== Direction ==
Copy each line that contains the string "this".

== Excerpted data ==
▼

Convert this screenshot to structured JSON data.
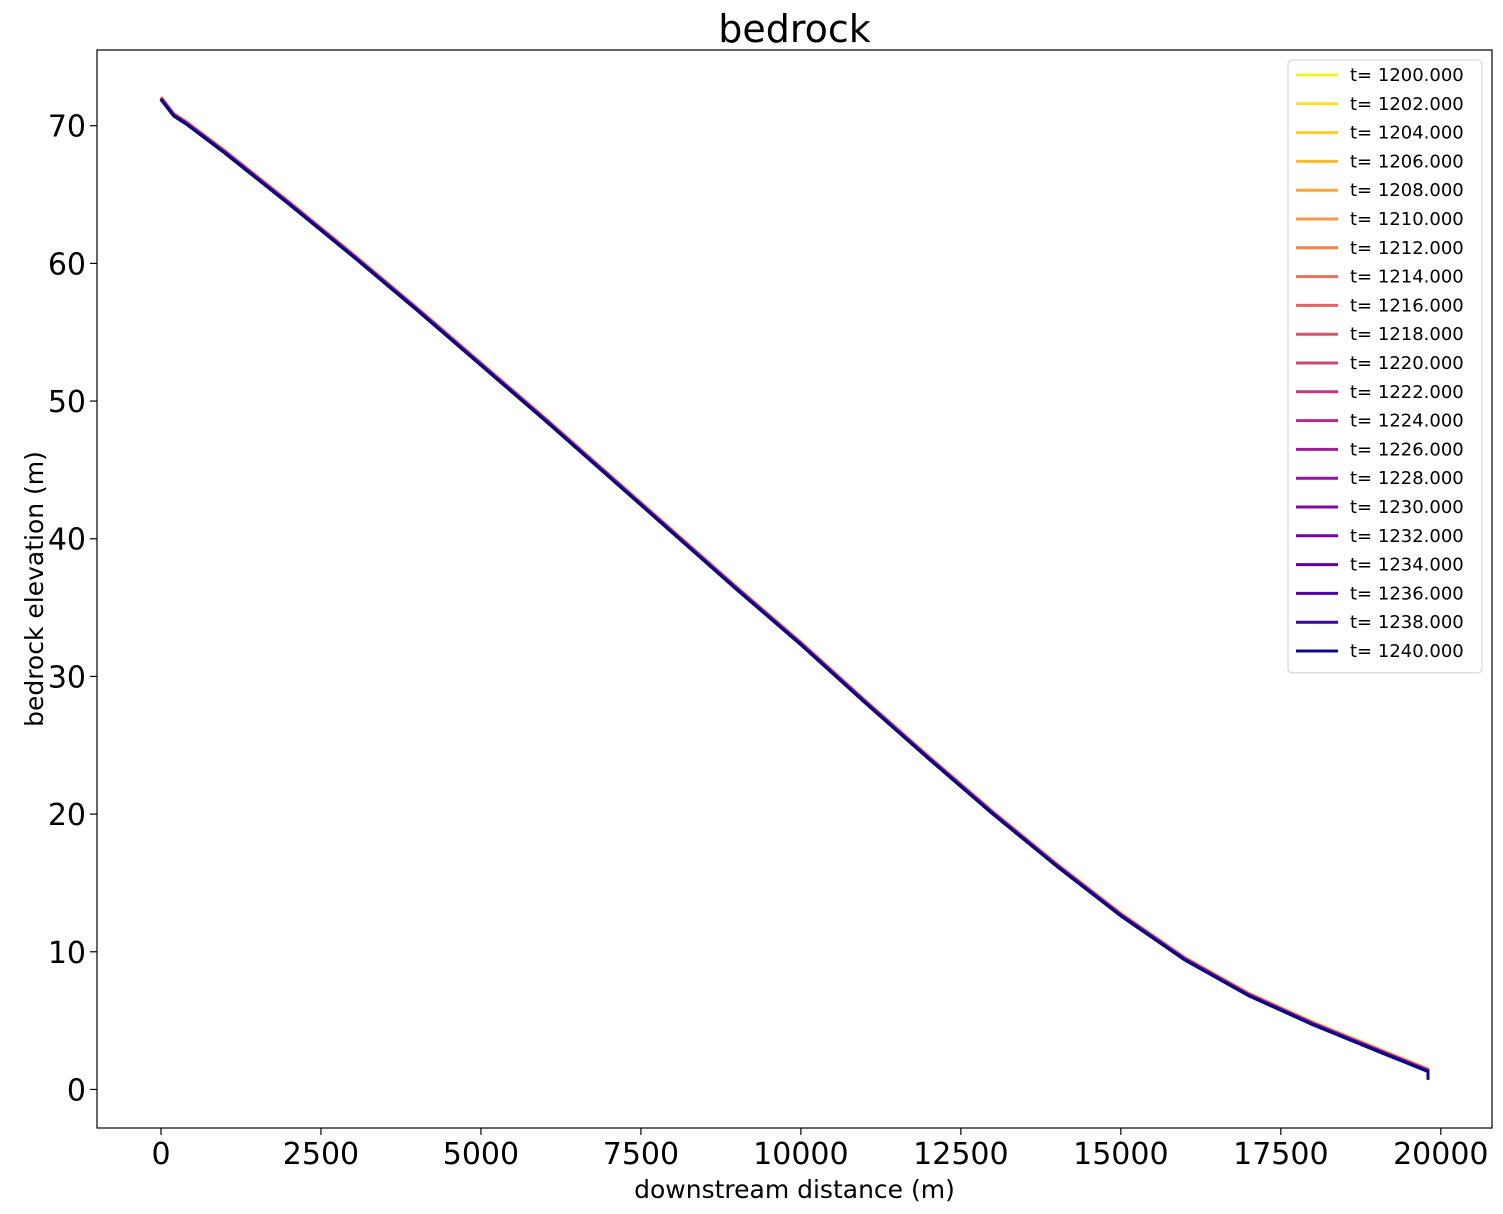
{
  "chart_data": {
    "type": "line",
    "title": "bedrock",
    "xlabel": "downstream distance (m)",
    "ylabel": "bedrock elevation (m)",
    "xlim": [
      -1000,
      20800
    ],
    "ylim": [
      -2.8,
      75.5
    ],
    "xticks": [
      0,
      2500,
      5000,
      7500,
      10000,
      12500,
      15000,
      17500,
      20000
    ],
    "yticks": [
      0,
      10,
      20,
      30,
      40,
      50,
      60,
      70
    ],
    "grid": false,
    "legend_position": "top-right",
    "profile": {
      "x": [
        0,
        200,
        400,
        1000,
        2000,
        3000,
        4000,
        5000,
        6000,
        7000,
        8000,
        9000,
        10000,
        11000,
        12000,
        13000,
        14000,
        15000,
        16000,
        17000,
        18000,
        19000,
        19800,
        19800
      ],
      "y": [
        71.9,
        70.7,
        70.1,
        68.0,
        64.3,
        60.5,
        56.6,
        52.6,
        48.6,
        44.5,
        40.4,
        36.3,
        32.3,
        28.1,
        24.0,
        20.0,
        16.2,
        12.6,
        9.4,
        6.8,
        4.7,
        2.8,
        1.3,
        0.7
      ]
    },
    "series": [
      {
        "name": "t= 1200.000",
        "color": "#f0f921",
        "offset": 0.2
      },
      {
        "name": "t= 1202.000",
        "color": "#f7e225",
        "offset": 0.19
      },
      {
        "name": "t= 1204.000",
        "color": "#fcce25",
        "offset": 0.18
      },
      {
        "name": "t= 1206.000",
        "color": "#fdba2b",
        "offset": 0.17
      },
      {
        "name": "t= 1208.000",
        "color": "#fba836",
        "offset": 0.16
      },
      {
        "name": "t= 1210.000",
        "color": "#f89540",
        "offset": 0.15
      },
      {
        "name": "t= 1212.000",
        "color": "#f1834c",
        "offset": 0.14
      },
      {
        "name": "t= 1214.000",
        "color": "#e97158",
        "offset": 0.13
      },
      {
        "name": "t= 1216.000",
        "color": "#e16462",
        "offset": 0.12
      },
      {
        "name": "t= 1218.000",
        "color": "#d5546e",
        "offset": 0.11
      },
      {
        "name": "t= 1220.000",
        "color": "#cc4778",
        "offset": 0.1
      },
      {
        "name": "t= 1222.000",
        "color": "#bf3984",
        "offset": 0.09
      },
      {
        "name": "t= 1224.000",
        "color": "#b12a90",
        "offset": 0.08
      },
      {
        "name": "t= 1226.000",
        "color": "#a21d9a",
        "offset": 0.07
      },
      {
        "name": "t= 1228.000",
        "color": "#9511a1",
        "offset": 0.06
      },
      {
        "name": "t= 1230.000",
        "color": "#8606a6",
        "offset": 0.05
      },
      {
        "name": "t= 1232.000",
        "color": "#7601a8",
        "offset": 0.04
      },
      {
        "name": "t= 1234.000",
        "color": "#6600a7",
        "offset": 0.03
      },
      {
        "name": "t= 1236.000",
        "color": "#5402a3",
        "offset": 0.02
      },
      {
        "name": "t= 1238.000",
        "color": "#3e049c",
        "offset": 0.01
      },
      {
        "name": "t= 1240.000",
        "color": "#0d0887",
        "offset": 0.0
      }
    ]
  }
}
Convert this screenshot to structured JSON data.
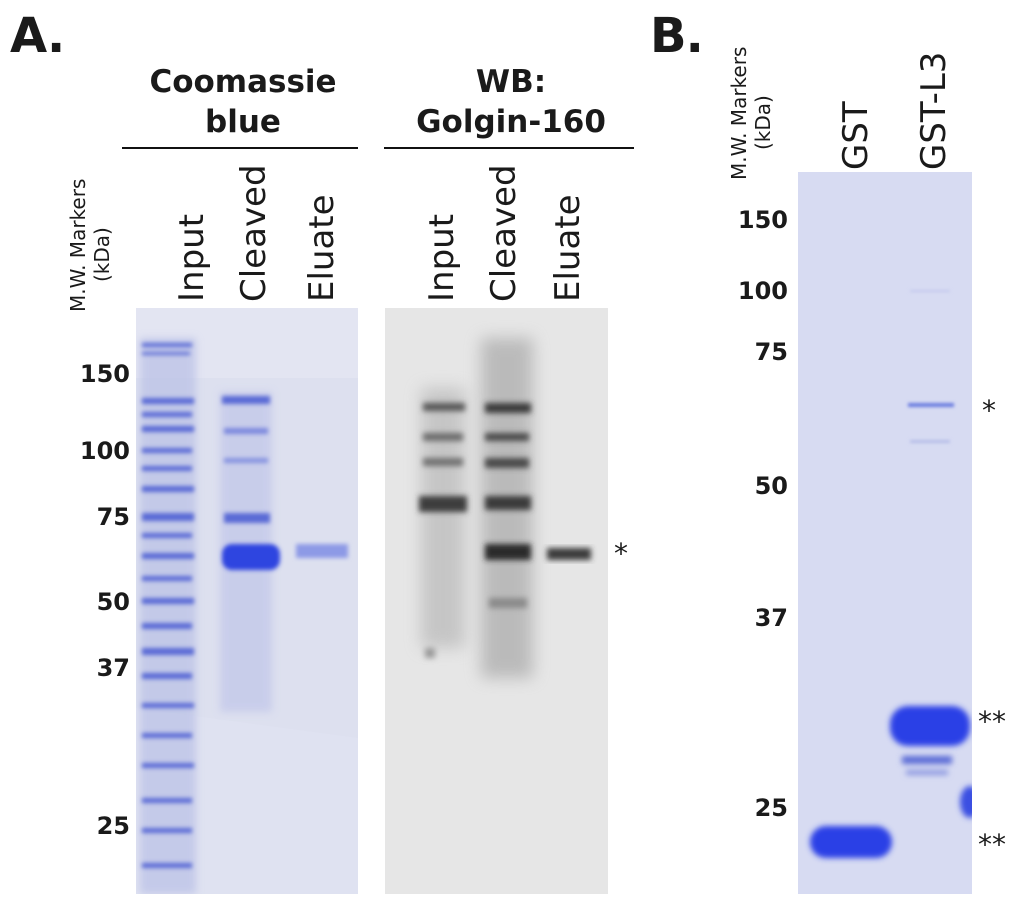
{
  "panelA": {
    "label": "A.",
    "coomassie_heading": [
      "Coomassie",
      "blue"
    ],
    "wb_heading": [
      "WB:",
      "Golgin-160"
    ],
    "mw_title": [
      "M.W. Markers",
      "(kDa)"
    ],
    "coomassie_lanes": [
      "Input",
      "Cleaved",
      "Eluate"
    ],
    "wb_lanes": [
      "Input",
      "Cleaved",
      "Eluate"
    ],
    "mw_markers": [
      "150",
      "100",
      "75",
      "50",
      "37",
      "25"
    ],
    "band_marker": "*"
  },
  "panelB": {
    "label": "B.",
    "mw_title": [
      "M.W. Markers",
      "(kDa)"
    ],
    "lanes": [
      "GST",
      "GST-L3"
    ],
    "mw_markers": [
      "150",
      "100",
      "75",
      "50",
      "37",
      "25"
    ],
    "band_markers": [
      "*",
      "**",
      "**"
    ]
  },
  "colors": {
    "gel_background": "#dce0f0",
    "coomassie_band": "#3a4fe0",
    "wb_background": "#e6e6e6",
    "wb_band": "#2e2e2e"
  }
}
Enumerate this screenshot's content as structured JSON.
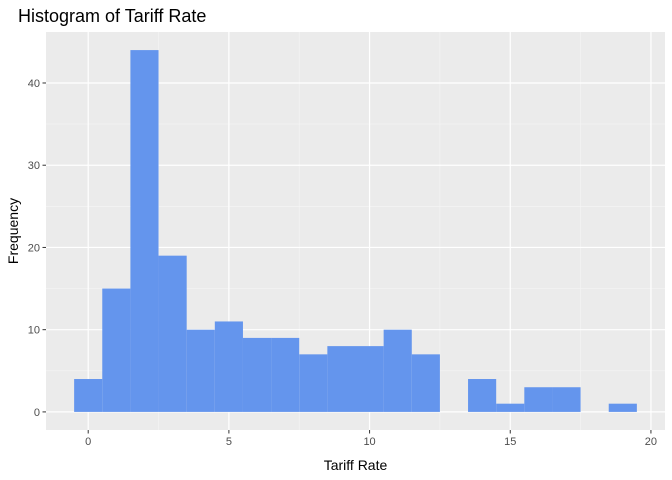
{
  "chart_data": {
    "type": "bar",
    "title": "Histogram of Tariff Rate",
    "xlabel": "Tariff Rate",
    "ylabel": "Frequency",
    "bin_width": 1,
    "bins": [
      {
        "x_start": -0.5,
        "x_end": 0.5,
        "count": 4
      },
      {
        "x_start": 0.5,
        "x_end": 1.5,
        "count": 15
      },
      {
        "x_start": 1.5,
        "x_end": 2.5,
        "count": 44
      },
      {
        "x_start": 2.5,
        "x_end": 3.5,
        "count": 19
      },
      {
        "x_start": 3.5,
        "x_end": 4.5,
        "count": 10
      },
      {
        "x_start": 4.5,
        "x_end": 5.5,
        "count": 11
      },
      {
        "x_start": 5.5,
        "x_end": 6.5,
        "count": 9
      },
      {
        "x_start": 6.5,
        "x_end": 7.5,
        "count": 9
      },
      {
        "x_start": 7.5,
        "x_end": 8.5,
        "count": 7
      },
      {
        "x_start": 8.5,
        "x_end": 9.5,
        "count": 8
      },
      {
        "x_start": 9.5,
        "x_end": 10.5,
        "count": 8
      },
      {
        "x_start": 10.5,
        "x_end": 11.5,
        "count": 10
      },
      {
        "x_start": 11.5,
        "x_end": 12.5,
        "count": 7
      },
      {
        "x_start": 12.5,
        "x_end": 13.5,
        "count": 0
      },
      {
        "x_start": 13.5,
        "x_end": 14.5,
        "count": 4
      },
      {
        "x_start": 14.5,
        "x_end": 15.5,
        "count": 1
      },
      {
        "x_start": 15.5,
        "x_end": 16.5,
        "count": 3
      },
      {
        "x_start": 16.5,
        "x_end": 17.5,
        "count": 3
      },
      {
        "x_start": 17.5,
        "x_end": 18.5,
        "count": 0
      },
      {
        "x_start": 18.5,
        "x_end": 19.5,
        "count": 1
      }
    ],
    "xlim": [
      -1.5,
      20.5
    ],
    "ylim": [
      -2.2,
      46.2
    ],
    "x_ticks": [
      0,
      5,
      10,
      15,
      20
    ],
    "x_tick_labels": [
      "0",
      "5",
      "10",
      "15",
      "20"
    ],
    "y_ticks": [
      0,
      10,
      20,
      30,
      40
    ],
    "y_tick_labels": [
      "0",
      "10",
      "20",
      "30",
      "40"
    ],
    "grid": true,
    "legend": "none",
    "colors": {
      "bar_fill": "#6495ED",
      "panel_background": "#EBEBEB",
      "grid_major": "#FFFFFF",
      "grid_minor": "#F5F5F5"
    }
  }
}
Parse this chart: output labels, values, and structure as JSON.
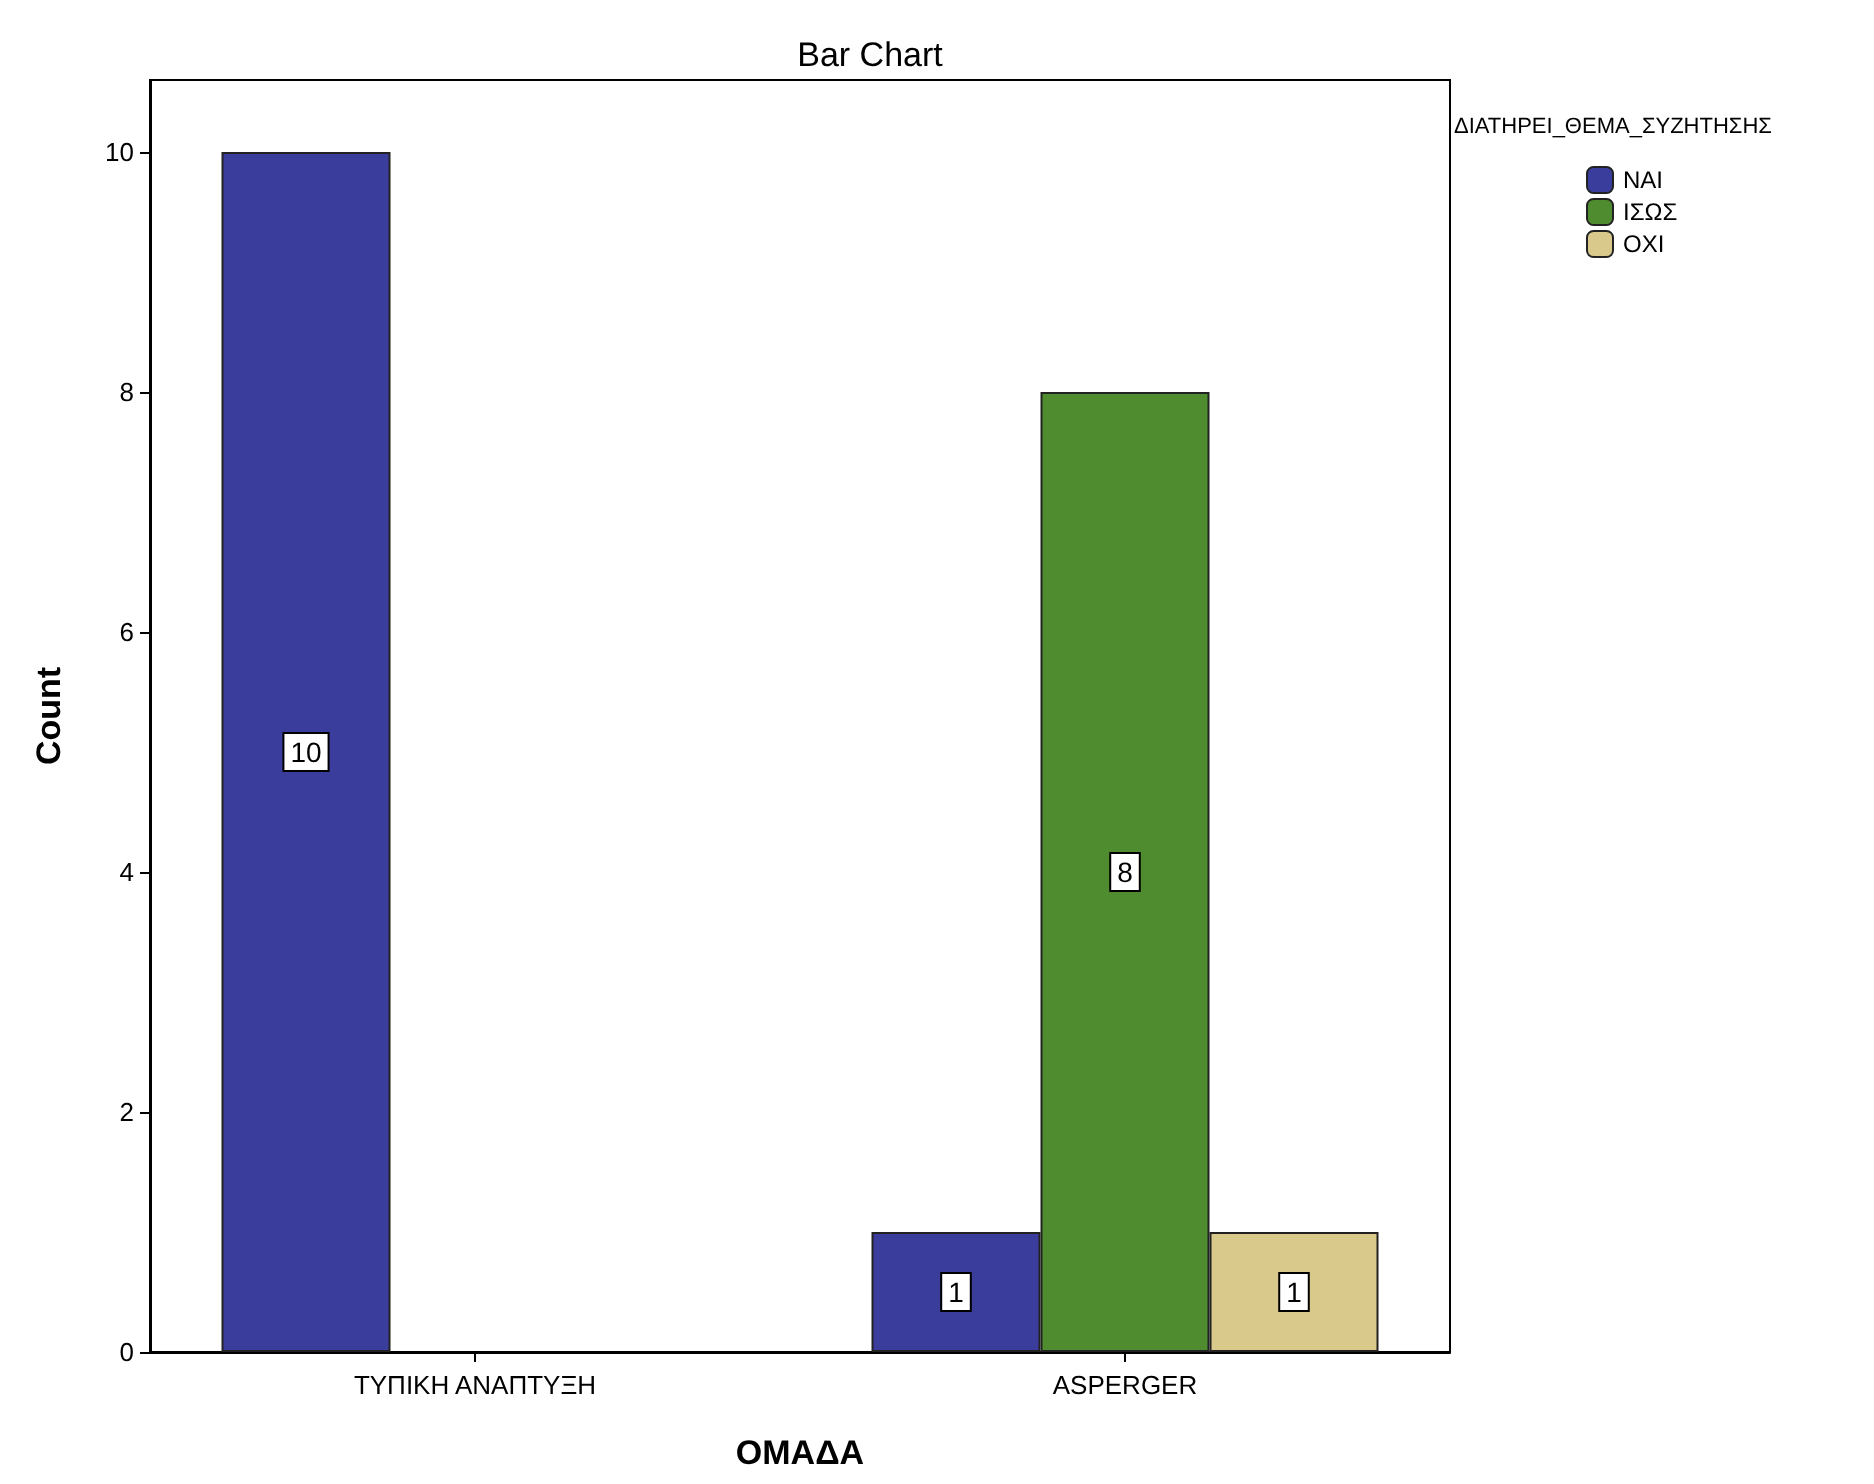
{
  "chart_data": {
    "type": "bar",
    "title": "Bar Chart",
    "xlabel": "ΟΜΑΔΑ",
    "ylabel": "Count",
    "legend_title": "ΔΙΑΤΗΡΕΙ_ΘΕΜΑ_ΣΥΖΗΤΗΣΗΣ",
    "categories": [
      "ΤΥΠΙΚΗ ΑΝΑΠΤΥΞΗ",
      "ASPERGER"
    ],
    "series": [
      {
        "name": "ΝΑΙ",
        "color": "#3a3d9c",
        "values": [
          10,
          1
        ]
      },
      {
        "name": "ΙΣΩΣ",
        "color": "#4f8c2f",
        "values": [
          null,
          8
        ]
      },
      {
        "name": "ΟΧΙ",
        "color": "#d9c98b",
        "values": [
          null,
          1
        ]
      }
    ],
    "ylim": [
      0,
      10.6
    ],
    "yticks": [
      0,
      2,
      4,
      6,
      8,
      10
    ],
    "grid": false,
    "legend": "top right",
    "data_labels": true
  }
}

▲

== Task result ==
Convert this screenshot to structured JSON data.
Convert this screenshot to structured JSON data.
Enumerate this screenshot's content as structured JSON.
Parse this chart: output labels, values, and structure as JSON.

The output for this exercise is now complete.